Directions for this task: Compute how many lines in the entries below contain "June", and output nothing but the number.

BEGIN

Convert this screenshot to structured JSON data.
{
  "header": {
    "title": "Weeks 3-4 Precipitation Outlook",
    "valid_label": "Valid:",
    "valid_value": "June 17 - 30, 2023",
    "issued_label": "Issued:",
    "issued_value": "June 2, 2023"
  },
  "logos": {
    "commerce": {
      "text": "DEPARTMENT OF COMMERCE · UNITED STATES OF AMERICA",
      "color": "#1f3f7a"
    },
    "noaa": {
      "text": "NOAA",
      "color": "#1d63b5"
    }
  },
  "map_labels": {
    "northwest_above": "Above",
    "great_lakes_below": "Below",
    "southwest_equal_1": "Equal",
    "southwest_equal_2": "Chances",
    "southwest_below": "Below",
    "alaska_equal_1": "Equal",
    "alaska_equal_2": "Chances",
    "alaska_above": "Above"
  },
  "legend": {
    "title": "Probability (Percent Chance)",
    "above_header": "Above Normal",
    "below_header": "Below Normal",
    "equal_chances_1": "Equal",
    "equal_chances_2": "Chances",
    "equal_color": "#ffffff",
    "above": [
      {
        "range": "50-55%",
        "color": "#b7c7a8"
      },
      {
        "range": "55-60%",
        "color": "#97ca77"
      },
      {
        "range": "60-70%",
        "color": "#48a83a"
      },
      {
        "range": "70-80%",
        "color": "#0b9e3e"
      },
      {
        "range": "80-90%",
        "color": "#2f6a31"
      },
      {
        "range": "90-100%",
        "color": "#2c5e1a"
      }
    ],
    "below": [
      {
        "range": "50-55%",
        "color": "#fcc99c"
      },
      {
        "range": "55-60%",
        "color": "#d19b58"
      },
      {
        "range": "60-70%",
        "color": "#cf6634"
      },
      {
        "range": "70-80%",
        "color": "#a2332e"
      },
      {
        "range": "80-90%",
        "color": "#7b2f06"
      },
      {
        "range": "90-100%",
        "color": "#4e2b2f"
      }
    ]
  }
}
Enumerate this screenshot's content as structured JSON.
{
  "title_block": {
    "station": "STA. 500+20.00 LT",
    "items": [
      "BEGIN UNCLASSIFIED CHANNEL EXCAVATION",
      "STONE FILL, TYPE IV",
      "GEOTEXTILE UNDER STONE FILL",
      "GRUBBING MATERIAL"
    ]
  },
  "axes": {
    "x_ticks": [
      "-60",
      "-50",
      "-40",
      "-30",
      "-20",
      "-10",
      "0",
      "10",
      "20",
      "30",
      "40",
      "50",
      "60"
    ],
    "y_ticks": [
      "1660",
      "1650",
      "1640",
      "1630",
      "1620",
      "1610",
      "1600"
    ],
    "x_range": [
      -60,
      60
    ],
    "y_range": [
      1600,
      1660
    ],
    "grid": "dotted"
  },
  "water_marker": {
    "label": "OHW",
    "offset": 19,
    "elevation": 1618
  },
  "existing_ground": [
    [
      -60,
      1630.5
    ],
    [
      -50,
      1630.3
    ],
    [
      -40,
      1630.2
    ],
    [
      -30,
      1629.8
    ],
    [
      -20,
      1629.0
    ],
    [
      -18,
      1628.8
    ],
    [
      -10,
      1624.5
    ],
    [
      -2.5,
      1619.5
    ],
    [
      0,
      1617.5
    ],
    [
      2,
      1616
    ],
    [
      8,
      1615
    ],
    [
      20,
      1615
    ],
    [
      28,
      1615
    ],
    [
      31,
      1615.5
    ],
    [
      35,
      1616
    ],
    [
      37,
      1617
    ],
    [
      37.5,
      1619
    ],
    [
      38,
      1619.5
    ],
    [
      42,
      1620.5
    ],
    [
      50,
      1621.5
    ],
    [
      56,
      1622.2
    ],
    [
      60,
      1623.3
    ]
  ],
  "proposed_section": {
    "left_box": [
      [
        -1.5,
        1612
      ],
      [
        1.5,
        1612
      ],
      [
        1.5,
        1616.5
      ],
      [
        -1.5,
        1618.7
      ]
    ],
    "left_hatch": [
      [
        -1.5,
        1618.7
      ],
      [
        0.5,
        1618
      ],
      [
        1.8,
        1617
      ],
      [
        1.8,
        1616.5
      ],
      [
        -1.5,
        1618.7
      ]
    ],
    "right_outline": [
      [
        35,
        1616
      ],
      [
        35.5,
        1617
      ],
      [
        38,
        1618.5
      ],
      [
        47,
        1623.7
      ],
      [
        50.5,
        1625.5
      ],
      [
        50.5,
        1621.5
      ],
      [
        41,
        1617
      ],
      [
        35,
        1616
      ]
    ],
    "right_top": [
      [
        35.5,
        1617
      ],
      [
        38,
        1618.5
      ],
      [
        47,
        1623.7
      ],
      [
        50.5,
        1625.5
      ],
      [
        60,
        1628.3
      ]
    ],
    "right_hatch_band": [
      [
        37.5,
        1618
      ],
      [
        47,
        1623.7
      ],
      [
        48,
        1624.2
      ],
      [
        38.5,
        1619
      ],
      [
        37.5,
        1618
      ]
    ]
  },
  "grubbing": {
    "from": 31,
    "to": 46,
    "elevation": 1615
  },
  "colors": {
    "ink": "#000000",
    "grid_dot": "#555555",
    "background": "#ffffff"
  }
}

END

Task solution: 2